AIM OF THE EXERCISE
Omit images. Retype all entries verbatim.

RECORDS FOR THE TASK

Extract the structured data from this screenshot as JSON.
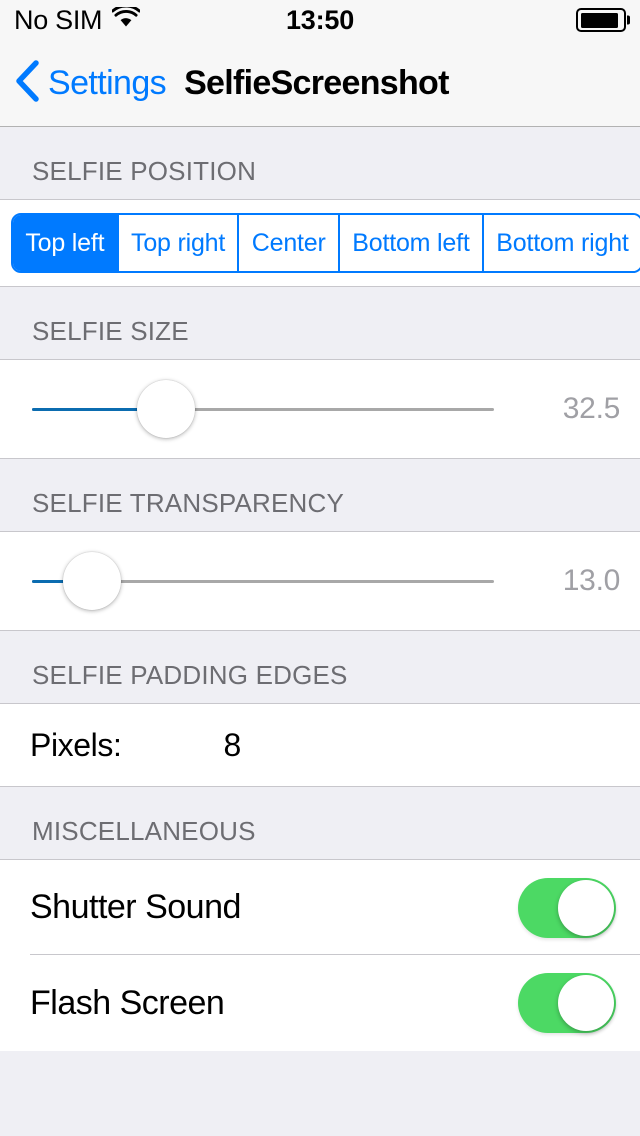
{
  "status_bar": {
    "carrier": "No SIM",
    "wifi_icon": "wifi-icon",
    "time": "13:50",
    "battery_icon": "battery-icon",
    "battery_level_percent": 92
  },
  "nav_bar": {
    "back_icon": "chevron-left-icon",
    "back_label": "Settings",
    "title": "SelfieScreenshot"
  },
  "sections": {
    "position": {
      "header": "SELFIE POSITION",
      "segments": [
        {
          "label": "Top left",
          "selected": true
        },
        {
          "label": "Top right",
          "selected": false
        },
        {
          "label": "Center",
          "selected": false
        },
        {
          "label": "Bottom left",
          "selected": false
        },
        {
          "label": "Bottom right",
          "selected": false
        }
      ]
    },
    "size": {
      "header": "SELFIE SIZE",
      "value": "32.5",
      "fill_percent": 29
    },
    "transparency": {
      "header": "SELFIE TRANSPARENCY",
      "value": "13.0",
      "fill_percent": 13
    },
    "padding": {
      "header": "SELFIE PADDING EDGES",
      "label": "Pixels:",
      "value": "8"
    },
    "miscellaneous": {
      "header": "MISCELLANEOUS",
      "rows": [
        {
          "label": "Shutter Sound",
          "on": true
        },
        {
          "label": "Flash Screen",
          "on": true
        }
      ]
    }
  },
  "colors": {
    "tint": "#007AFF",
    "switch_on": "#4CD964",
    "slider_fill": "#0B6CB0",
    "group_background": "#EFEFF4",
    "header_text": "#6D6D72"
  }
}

WORKED ANSWER
Extract the structured data from this screenshot as JSON.
{
  "status_bar": {
    "carrier": "No SIM",
    "wifi_icon": "wifi-icon",
    "time": "13:50",
    "battery_icon": "battery-icon",
    "battery_level_percent": 92
  },
  "nav_bar": {
    "back_icon": "chevron-left-icon",
    "back_label": "Settings",
    "title": "SelfieScreenshot"
  },
  "sections": {
    "position": {
      "header": "SELFIE POSITION",
      "segments": [
        {
          "label": "Top left",
          "selected": true
        },
        {
          "label": "Top right",
          "selected": false
        },
        {
          "label": "Center",
          "selected": false
        },
        {
          "label": "Bottom left",
          "selected": false
        },
        {
          "label": "Bottom right",
          "selected": false
        }
      ]
    },
    "size": {
      "header": "SELFIE SIZE",
      "value": "32.5",
      "fill_percent": 29
    },
    "transparency": {
      "header": "SELFIE TRANSPARENCY",
      "value": "13.0",
      "fill_percent": 13
    },
    "padding": {
      "header": "SELFIE PADDING EDGES",
      "label": "Pixels:",
      "value": "8"
    },
    "miscellaneous": {
      "header": "MISCELLANEOUS",
      "rows": [
        {
          "label": "Shutter Sound",
          "on": true
        },
        {
          "label": "Flash Screen",
          "on": true
        }
      ]
    }
  },
  "colors": {
    "tint": "#007AFF",
    "switch_on": "#4CD964",
    "slider_fill": "#0B6CB0",
    "group_background": "#EFEFF4",
    "header_text": "#6D6D72"
  }
}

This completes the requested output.